### GIVEN INSTRUCTION
Write out the listing below exactly, and omit any images you find in it.

### MATERIAL FOR THIS EXERCISE
········

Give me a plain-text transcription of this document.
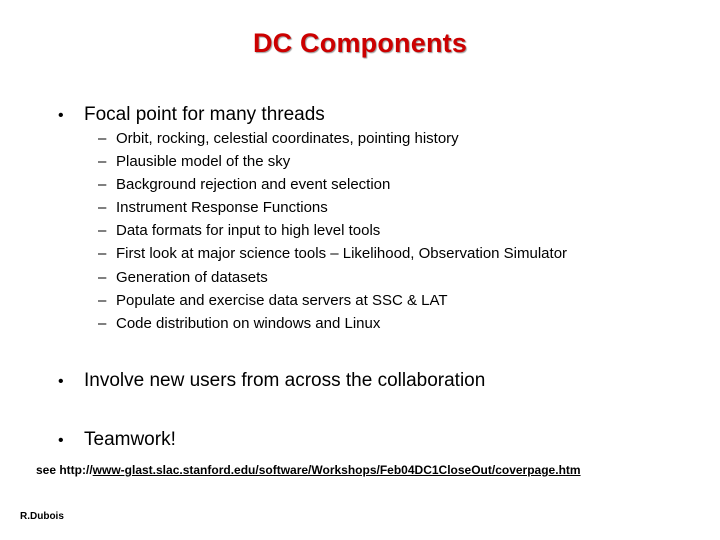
DC Components
•	Focal point for many threads
– Orbit, rocking, celestial coordinates, pointing history
– Plausible model of the sky
– Background rejection and event selection
– Instrument Response Functions
– Data formats for input to high level tools
– First look at major science tools – Likelihood, Observation Simulator
– Generation of datasets
– Populate and exercise data servers at SSC & LAT
– Code distribution on windows and Linux
•	Involve new users from across the collaboration
•	Teamwork!
see http://www-glast.slac.stanford.edu/software/Workshops/Feb04DC1CloseOut/coverpage.htm
R.Dubois
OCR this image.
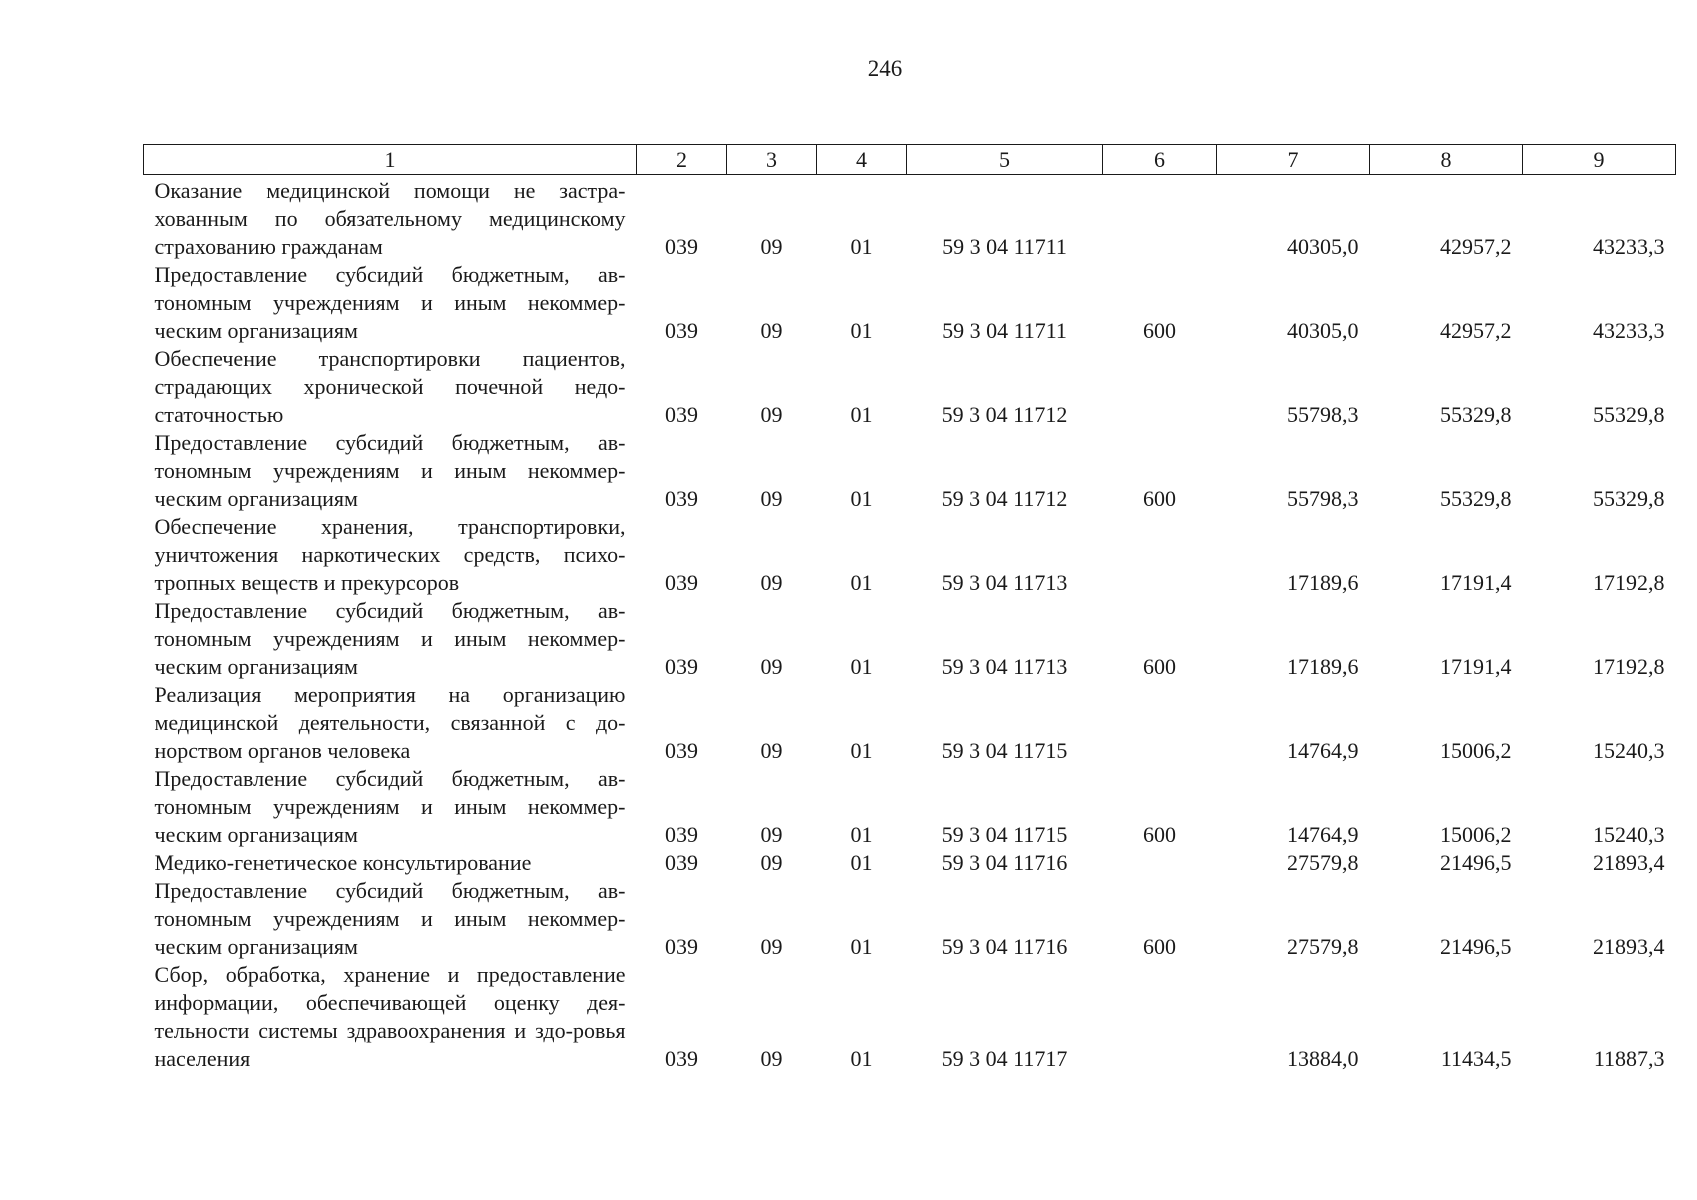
246
1	2	3	4	5	6	7	8	9
Оказание медицинской помощи не застра-хованным по обязательному медицинскому страхованию гражданам	039	09	01	59 3 04 11711		40305,0	42957,2	43233,3
Предоставление субсидий бюджетным, ав-тономным учреждениям и иным некоммер-ческим организациям	039	09	01	59 3 04 11711	600	40305,0	42957,2	43233,3
Обеспечение транспортировки пациентов, страдающих хронической почечной недо-статочностью	039	09	01	59 3 04 11712		55798,3	55329,8	55329,8
Предоставление субсидий бюджетным, ав-тономным учреждениям и иным некоммер-ческим организациям	039	09	01	59 3 04 11712	600	55798,3	55329,8	55329,8
Обеспечение хранения, транспортировки, уничтожения наркотических средств, психо-тропных веществ и прекурсоров	039	09	01	59 3 04 11713		17189,6	17191,4	17192,8
Предоставление субсидий бюджетным, ав-тономным учреждениям и иным некоммер-ческим организациям	039	09	01	59 3 04 11713	600	17189,6	17191,4	17192,8
Реализация мероприятия на организацию медицинской деятельности, связанной с до-норством органов человека	039	09	01	59 3 04 11715		14764,9	15006,2	15240,3
Предоставление субсидий бюджетным, ав-тономным учреждениям и иным некоммер-ческим организациям	039	09	01	59 3 04 11715	600	14764,9	15006,2	15240,3
Медико-генетическое консультирование	039	09	01	59 3 04 11716		27579,8	21496,5	21893,4
Предоставление субсидий бюджетным, ав-тономным учреждениям и иным некоммер-ческим организациям	039	09	01	59 3 04 11716	600	27579,8	21496,5	21893,4
Сбор, обработка, хранение и предоставление информации, обеспечивающей оценку дея-тельности системы здравоохранения и здо-ровья населения	039	09	01	59 3 04 11717		13884,0	11434,5	11887,3
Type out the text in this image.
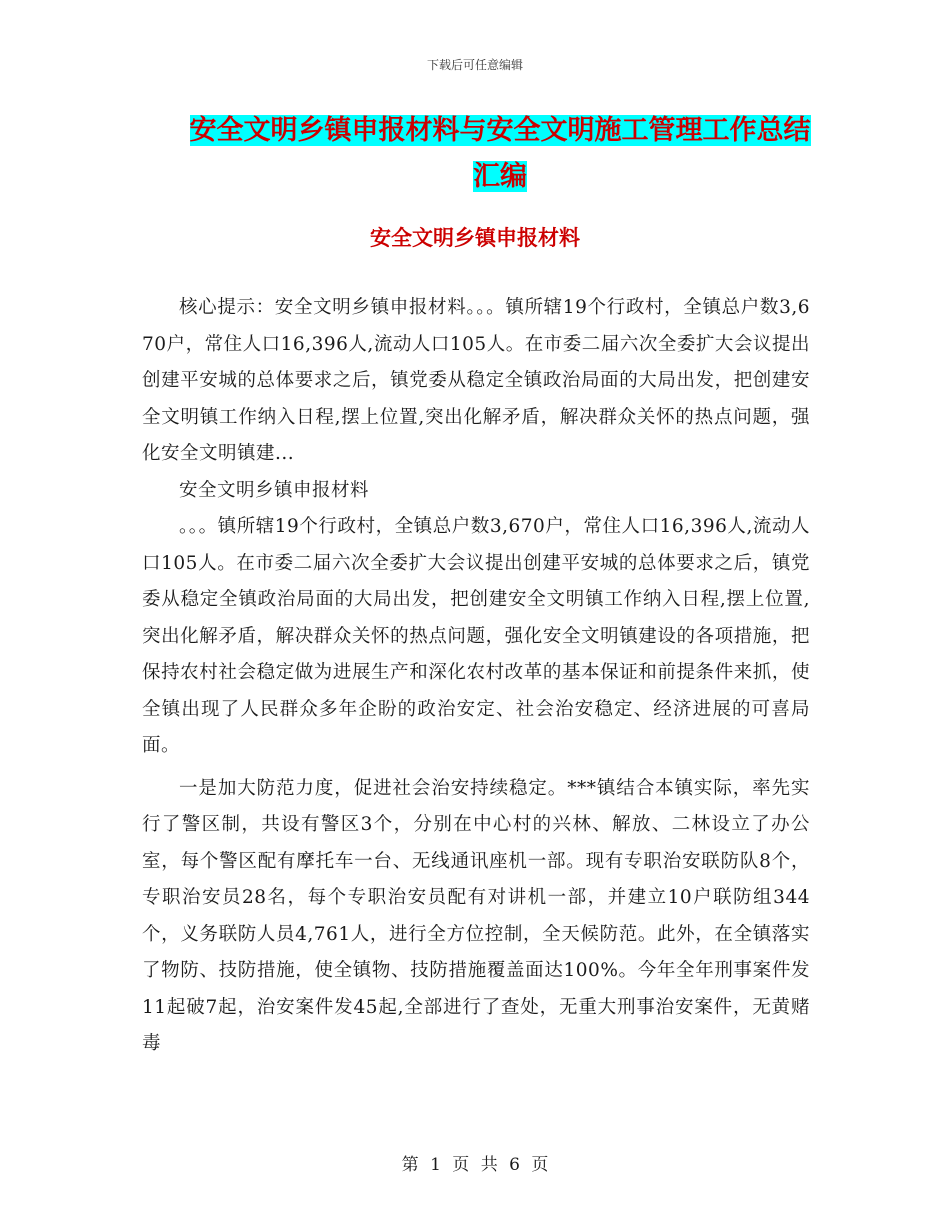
下载后可任意编辑
安全文明乡镇申报材料与安全文明施工管理工作总结
汇编
安全文明乡镇申报材料

核心提示：安全文明乡镇申报材料。。。镇所辖19个行政村，全镇总户数3,670户，常住人口16,396人,流动人口105人。在市委二届六次全委扩大会议提出创建平安城的总体要求之后，镇党委从稳定全镇政治局面的大局出发，把创建安全文明镇工作纳入日程,摆上位置,突出化解矛盾，解决群众关怀的热点问题，强化安全文明镇建...

安全文明乡镇申报材料

。。。镇所辖19个行政村，全镇总户数3,670户，常住人口16,396人,流动人口105人。在市委二届六次全委扩大会议提出创建平安城的总体要求之后，镇党委从稳定全镇政治局面的大局出发，把创建安全文明镇工作纳入日程,摆上位置,突出化解矛盾，解决群众关怀的热点问题，强化安全文明镇建设的各项措施，把保持农村社会稳定做为进展生产和深化农村改革的基本保证和前提条件来抓，使全镇出现了人民群众多年企盼的政治安定、社会治安稳定、经济进展的可喜局面。

一是加大防范力度，促进社会治安持续稳定。***镇结合本镇实际，率先实行了警区制，共设有警区3个，分别在中心村的兴林、解放、二林设立了办公室，每个警区配有摩托车一台、无线通讯座机一部。现有专职治安联防队8个，专职治安员28名，每个专职治安员配有对讲机一部，并建立10户联防组344个，义务联防人员4,761人，进行全方位控制，全天候防范。此外，在全镇落实了物防、技防措施，使全镇物、技防措施覆盖面达100%。今年全年刑事案件发11起破7起，治安案件发45起,全部进行了查处，无重大刑事治安案件，无黄赌毒

第 1 页 共 6 页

········

### REPLY
Give me a plain-text transcription of this document.
DC Components
•	Focal point for many threads
– Orbit, rocking, celestial coordinates, pointing history
– Plausible model of the sky
– Background rejection and event selection
– Instrument Response Functions
– Data formats for input to high level tools
– First look at major science tools – Likelihood, Observation Simulator
– Generation of datasets
– Populate and exercise data servers at SSC & LAT
– Code distribution on windows and Linux
•	Involve new users from across the collaboration
•	Teamwork!
see http://www-glast.slac.stanford.edu/software/Workshops/Feb04DC1CloseOut/coverpage.htm
R.Dubois
OCR this image.
246
1	2	3	4	5	6	7	8	9
Оказание медицинской помощи не застра-хованным по обязательному медицинскому страхованию гражданам	039	09	01	59 3 04 11711		40305,0	42957,2	43233,3
Предоставление субсидий бюджетным, ав-тономным учреждениям и иным некоммер-ческим организациям	039	09	01	59 3 04 11711	600	40305,0	42957,2	43233,3
Обеспечение транспортировки пациентов, страдающих хронической почечной недо-статочностью	039	09	01	59 3 04 11712		55798,3	55329,8	55329,8
Предоставление субсидий бюджетным, ав-тономным учреждениям и иным некоммер-ческим организациям	039	09	01	59 3 04 11712	600	55798,3	55329,8	55329,8
Обеспечение хранения, транспортировки, уничтожения наркотических средств, психо-тропных веществ и прекурсоров	039	09	01	59 3 04 11713		17189,6	17191,4	17192,8
Предоставление субсидий бюджетным, ав-тономным учреждениям и иным некоммер-ческим организациям	039	09	01	59 3 04 11713	600	17189,6	17191,4	17192,8
Реализация мероприятия на организацию медицинской деятельности, связанной с до-норством органов человека	039	09	01	59 3 04 11715		14764,9	15006,2	15240,3
Предоставление субсидий бюджетным, ав-тономным учреждениям и иным некоммер-ческим организациям	039	09	01	59 3 04 11715	600	14764,9	15006,2	15240,3
Медико-генетическое консультирование	039	09	01	59 3 04 11716		27579,8	21496,5	21893,4
Предоставление субсидий бюджетным, ав-тономным учреждениям и иным некоммер-ческим организациям	039	09	01	59 3 04 11716	600	27579,8	21496,5	21893,4
Сбор, обработка, хранение и предоставление информации, обеспечивающей оценку дея-тельности системы здравоохранения и здо-ровья населения	039	09	01	59 3 04 11717		13884,0	11434,5	11887,3
Type out the text in this image.
下载后可任意编辑
安全文明乡镇申报材料与安全文明施工管理工作总结
汇编
安全文明乡镇申报材料

核心提示：安全文明乡镇申报材料。。。镇所辖19个行政村，全镇总户数3,670户，常住人口16,396人,流动人口105人。在市委二届六次全委扩大会议提出创建平安城的总体要求之后，镇党委从稳定全镇政治局面的大局出发，把创建安全文明镇工作纳入日程,摆上位置,突出化解矛盾，解决群众关怀的热点问题，强化安全文明镇建...

安全文明乡镇申报材料

。。。镇所辖19个行政村，全镇总户数3,670户，常住人口16,396人,流动人口105人。在市委二届六次全委扩大会议提出创建平安城的总体要求之后，镇党委从稳定全镇政治局面的大局出发，把创建安全文明镇工作纳入日程,摆上位置,突出化解矛盾，解决群众关怀的热点问题，强化安全文明镇建设的各项措施，把保持农村社会稳定做为进展生产和深化农村改革的基本保证和前提条件来抓，使全镇出现了人民群众多年企盼的政治安定、社会治安稳定、经济进展的可喜局面。

一是加大防范力度，促进社会治安持续稳定。***镇结合本镇实际，率先实行了警区制，共设有警区3个，分别在中心村的兴林、解放、二林设立了办公室，每个警区配有摩托车一台、无线通讯座机一部。现有专职治安联防队8个，专职治安员28名，每个专职治安员配有对讲机一部，并建立10户联防组344个，义务联防人员4,761人，进行全方位控制，全天候防范。此外，在全镇落实了物防、技防措施，使全镇物、技防措施覆盖面达100%。今年全年刑事案件发11起破7起，治安案件发45起,全部进行了查处，无重大刑事治安案件，无黄赌毒

第 1 页 共 6 页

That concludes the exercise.